Instructions to follow:
Select every line of the data that contains the string "https", and copy each one.

Given records:
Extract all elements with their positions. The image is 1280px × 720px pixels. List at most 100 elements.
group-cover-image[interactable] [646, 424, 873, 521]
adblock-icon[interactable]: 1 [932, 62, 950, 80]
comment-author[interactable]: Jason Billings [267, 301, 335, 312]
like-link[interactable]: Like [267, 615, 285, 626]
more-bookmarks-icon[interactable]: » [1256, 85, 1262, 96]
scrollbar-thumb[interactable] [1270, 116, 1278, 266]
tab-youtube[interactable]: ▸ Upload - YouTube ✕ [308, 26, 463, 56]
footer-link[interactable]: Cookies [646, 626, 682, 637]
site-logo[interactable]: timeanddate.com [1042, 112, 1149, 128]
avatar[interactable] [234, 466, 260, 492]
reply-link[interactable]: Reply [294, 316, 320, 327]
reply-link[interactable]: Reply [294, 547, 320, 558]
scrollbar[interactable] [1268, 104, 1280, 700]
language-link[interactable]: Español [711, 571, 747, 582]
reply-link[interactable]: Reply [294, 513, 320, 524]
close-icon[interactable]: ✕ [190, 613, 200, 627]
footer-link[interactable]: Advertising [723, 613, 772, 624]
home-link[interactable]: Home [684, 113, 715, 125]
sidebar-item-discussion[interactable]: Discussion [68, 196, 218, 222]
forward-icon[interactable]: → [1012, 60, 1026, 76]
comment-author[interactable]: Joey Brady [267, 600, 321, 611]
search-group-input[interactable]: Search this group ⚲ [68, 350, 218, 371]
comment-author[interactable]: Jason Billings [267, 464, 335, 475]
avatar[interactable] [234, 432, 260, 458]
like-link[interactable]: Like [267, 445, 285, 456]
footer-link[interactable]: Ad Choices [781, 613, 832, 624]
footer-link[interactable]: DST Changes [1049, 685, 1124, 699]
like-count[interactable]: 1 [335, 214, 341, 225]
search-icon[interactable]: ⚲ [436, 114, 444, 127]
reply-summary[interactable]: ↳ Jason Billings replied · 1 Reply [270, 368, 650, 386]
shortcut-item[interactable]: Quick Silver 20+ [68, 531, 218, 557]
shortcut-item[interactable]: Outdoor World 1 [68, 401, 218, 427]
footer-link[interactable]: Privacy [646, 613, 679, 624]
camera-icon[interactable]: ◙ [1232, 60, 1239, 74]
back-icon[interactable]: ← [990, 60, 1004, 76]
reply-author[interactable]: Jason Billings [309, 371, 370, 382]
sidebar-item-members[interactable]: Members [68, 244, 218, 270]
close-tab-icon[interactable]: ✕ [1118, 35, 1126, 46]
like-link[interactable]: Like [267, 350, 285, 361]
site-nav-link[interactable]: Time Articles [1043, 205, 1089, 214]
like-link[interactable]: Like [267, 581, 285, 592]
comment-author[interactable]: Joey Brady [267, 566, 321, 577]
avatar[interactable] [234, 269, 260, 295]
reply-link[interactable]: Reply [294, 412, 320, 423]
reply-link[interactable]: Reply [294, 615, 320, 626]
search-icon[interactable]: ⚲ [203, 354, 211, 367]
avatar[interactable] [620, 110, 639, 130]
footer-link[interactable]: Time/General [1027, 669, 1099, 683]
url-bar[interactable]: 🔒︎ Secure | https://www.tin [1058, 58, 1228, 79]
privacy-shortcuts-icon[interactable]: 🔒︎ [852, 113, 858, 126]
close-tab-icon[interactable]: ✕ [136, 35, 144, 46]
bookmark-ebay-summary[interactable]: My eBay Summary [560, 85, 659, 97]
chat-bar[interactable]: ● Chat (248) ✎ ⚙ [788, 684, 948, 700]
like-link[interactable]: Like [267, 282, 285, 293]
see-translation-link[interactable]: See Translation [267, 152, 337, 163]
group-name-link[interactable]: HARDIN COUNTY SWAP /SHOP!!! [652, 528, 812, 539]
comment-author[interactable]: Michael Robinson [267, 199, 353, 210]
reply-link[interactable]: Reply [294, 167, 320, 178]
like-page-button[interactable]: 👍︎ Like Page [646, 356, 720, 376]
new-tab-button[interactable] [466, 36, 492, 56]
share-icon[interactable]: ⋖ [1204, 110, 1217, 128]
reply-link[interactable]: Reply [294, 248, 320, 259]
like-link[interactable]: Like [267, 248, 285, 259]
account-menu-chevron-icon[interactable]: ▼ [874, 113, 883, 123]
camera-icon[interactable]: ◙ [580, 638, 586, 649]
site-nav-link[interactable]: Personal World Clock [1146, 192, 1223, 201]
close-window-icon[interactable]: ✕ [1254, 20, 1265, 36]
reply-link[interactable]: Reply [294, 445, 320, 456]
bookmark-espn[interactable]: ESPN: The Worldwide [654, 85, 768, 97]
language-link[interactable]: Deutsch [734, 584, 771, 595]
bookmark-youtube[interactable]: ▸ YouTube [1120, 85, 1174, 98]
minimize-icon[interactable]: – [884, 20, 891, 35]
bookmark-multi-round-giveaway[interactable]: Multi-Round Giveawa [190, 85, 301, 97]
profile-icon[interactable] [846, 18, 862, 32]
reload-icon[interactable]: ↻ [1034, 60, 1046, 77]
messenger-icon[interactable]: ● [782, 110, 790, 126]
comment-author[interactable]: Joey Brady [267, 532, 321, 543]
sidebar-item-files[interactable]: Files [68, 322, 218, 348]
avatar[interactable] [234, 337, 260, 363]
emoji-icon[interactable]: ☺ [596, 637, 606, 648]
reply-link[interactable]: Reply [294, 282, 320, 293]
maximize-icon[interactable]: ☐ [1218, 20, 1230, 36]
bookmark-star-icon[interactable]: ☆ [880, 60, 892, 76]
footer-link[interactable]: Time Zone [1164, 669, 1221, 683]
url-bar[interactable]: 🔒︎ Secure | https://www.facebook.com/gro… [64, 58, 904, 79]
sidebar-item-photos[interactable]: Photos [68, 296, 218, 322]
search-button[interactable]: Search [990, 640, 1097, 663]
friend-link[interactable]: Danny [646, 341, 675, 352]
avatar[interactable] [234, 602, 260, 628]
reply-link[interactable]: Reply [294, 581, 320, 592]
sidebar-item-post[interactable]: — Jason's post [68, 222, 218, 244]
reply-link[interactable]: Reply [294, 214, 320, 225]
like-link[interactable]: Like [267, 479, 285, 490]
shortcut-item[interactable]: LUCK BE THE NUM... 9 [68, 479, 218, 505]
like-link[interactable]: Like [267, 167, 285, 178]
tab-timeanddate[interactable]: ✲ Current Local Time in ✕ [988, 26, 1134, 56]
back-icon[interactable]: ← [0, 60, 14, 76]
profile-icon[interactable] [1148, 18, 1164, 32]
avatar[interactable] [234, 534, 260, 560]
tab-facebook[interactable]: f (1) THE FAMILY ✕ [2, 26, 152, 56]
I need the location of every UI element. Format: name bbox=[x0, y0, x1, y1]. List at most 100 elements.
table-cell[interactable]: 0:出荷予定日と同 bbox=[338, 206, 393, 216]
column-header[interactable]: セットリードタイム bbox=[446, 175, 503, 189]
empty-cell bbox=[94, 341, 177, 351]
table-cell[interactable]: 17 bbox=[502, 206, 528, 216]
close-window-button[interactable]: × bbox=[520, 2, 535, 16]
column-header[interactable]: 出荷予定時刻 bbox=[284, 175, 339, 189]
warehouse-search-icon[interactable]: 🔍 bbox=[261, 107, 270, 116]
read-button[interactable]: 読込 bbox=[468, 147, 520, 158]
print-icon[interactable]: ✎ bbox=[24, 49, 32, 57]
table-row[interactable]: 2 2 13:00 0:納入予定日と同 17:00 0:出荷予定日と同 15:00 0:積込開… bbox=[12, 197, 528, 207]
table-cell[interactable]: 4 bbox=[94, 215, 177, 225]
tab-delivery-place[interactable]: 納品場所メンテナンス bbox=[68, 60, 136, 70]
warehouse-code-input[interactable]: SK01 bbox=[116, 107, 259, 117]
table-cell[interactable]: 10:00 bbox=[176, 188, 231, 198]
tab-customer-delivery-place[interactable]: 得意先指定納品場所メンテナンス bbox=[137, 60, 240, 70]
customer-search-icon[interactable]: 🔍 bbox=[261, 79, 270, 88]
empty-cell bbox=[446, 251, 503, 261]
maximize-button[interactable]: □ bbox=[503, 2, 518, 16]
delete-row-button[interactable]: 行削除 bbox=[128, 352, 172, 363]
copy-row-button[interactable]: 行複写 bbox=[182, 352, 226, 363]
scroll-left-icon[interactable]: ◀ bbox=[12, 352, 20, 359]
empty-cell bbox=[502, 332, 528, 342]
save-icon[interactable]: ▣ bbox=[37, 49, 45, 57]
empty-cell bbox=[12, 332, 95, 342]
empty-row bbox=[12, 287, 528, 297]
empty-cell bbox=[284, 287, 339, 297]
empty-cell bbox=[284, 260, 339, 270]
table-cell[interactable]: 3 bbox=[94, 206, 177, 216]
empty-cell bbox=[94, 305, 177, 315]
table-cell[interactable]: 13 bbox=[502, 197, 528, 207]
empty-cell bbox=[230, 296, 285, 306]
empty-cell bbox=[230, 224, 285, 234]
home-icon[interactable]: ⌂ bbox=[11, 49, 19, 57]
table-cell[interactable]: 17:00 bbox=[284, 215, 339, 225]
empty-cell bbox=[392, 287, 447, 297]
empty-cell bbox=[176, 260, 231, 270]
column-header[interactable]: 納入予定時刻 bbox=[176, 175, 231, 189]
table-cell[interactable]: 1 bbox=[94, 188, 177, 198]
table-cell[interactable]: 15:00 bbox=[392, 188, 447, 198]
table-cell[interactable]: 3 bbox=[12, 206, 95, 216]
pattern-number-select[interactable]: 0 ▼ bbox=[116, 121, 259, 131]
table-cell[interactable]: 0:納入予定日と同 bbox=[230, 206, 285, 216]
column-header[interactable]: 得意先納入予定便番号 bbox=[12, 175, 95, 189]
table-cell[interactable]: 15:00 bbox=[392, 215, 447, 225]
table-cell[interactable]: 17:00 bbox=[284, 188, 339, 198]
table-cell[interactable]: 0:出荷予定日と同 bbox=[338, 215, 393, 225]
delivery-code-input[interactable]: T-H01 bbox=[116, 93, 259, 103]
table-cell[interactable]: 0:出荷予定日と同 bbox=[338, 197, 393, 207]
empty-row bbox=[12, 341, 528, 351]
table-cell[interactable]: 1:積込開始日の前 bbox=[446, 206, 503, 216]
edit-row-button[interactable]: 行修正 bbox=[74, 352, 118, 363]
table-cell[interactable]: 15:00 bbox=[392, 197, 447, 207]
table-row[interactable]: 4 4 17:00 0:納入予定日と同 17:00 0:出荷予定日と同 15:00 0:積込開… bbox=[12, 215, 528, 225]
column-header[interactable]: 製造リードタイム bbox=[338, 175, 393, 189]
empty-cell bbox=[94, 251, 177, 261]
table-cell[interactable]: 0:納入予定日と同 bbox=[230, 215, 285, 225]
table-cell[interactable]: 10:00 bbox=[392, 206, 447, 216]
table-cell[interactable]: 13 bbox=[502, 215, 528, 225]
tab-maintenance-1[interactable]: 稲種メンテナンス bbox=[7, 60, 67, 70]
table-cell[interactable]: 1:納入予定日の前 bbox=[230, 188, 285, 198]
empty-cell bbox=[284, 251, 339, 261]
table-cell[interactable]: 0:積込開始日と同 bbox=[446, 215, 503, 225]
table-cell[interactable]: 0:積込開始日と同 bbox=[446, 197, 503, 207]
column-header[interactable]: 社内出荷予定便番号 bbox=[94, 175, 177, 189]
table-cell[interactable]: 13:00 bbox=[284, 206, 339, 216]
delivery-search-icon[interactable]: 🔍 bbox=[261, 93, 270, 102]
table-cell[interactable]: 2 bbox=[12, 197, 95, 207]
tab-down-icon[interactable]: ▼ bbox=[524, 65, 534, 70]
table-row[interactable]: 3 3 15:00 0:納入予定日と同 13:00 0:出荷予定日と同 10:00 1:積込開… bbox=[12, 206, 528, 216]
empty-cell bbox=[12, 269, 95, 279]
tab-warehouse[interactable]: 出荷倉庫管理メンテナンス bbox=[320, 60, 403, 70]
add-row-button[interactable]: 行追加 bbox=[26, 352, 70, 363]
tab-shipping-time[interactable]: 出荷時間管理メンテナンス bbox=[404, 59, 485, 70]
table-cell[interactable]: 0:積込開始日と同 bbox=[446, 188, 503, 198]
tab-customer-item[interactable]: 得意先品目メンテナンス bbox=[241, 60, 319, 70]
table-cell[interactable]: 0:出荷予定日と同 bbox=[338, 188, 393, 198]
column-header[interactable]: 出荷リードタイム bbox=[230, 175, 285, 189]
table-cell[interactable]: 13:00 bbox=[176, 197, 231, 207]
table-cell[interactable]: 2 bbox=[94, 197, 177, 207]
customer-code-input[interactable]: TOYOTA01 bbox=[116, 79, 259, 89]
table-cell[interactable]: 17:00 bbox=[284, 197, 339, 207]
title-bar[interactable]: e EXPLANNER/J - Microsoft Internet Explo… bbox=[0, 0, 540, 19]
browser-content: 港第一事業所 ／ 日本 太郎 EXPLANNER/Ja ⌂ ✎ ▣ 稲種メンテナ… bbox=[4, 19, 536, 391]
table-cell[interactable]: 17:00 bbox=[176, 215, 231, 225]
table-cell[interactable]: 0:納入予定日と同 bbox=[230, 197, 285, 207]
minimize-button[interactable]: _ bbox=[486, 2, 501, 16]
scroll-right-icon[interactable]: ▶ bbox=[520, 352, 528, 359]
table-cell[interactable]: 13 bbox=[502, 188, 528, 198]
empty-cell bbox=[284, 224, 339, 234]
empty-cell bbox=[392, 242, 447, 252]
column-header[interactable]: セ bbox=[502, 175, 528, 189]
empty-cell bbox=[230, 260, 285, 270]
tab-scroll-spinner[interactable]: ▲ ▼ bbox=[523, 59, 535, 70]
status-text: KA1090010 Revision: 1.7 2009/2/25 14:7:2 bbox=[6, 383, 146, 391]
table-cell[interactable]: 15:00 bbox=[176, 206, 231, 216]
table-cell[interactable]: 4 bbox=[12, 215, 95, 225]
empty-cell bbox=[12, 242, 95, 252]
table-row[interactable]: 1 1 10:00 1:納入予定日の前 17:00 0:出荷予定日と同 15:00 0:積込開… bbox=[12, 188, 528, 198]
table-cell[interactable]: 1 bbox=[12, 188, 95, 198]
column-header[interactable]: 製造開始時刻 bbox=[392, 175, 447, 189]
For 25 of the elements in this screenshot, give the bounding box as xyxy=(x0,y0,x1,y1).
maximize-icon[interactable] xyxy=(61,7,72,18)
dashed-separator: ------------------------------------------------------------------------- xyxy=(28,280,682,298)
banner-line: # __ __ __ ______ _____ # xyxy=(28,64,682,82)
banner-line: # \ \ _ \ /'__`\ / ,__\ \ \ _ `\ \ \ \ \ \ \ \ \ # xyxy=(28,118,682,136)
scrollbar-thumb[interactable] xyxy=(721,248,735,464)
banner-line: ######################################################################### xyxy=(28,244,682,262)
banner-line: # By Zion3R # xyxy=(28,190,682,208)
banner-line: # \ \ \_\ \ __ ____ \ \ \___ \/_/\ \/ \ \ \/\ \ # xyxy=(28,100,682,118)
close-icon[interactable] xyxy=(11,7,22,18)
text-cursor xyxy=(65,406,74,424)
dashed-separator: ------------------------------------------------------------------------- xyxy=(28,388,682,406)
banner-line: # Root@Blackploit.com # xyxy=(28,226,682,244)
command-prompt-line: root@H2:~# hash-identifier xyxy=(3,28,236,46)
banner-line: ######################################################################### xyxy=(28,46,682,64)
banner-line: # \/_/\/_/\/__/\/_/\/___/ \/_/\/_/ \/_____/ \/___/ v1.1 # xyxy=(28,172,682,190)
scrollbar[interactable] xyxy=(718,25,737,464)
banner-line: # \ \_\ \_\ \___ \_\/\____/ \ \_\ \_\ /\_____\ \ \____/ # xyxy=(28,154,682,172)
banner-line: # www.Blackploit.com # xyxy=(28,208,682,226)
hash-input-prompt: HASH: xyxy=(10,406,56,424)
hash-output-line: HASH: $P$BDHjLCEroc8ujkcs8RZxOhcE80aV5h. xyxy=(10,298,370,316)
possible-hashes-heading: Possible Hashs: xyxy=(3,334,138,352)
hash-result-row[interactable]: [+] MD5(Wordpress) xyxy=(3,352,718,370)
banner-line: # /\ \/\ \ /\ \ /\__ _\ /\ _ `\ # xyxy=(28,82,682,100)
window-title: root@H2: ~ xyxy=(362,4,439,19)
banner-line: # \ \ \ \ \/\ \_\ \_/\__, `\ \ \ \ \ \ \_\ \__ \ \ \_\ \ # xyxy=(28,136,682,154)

Answer to this problem:
url-bar[interactable]: 🔒︎ Secure | https://www.tin [1058, 58, 1228, 79]
url-bar[interactable]: 🔒︎ Secure | https://www.facebook.com/gro… [64, 58, 904, 79]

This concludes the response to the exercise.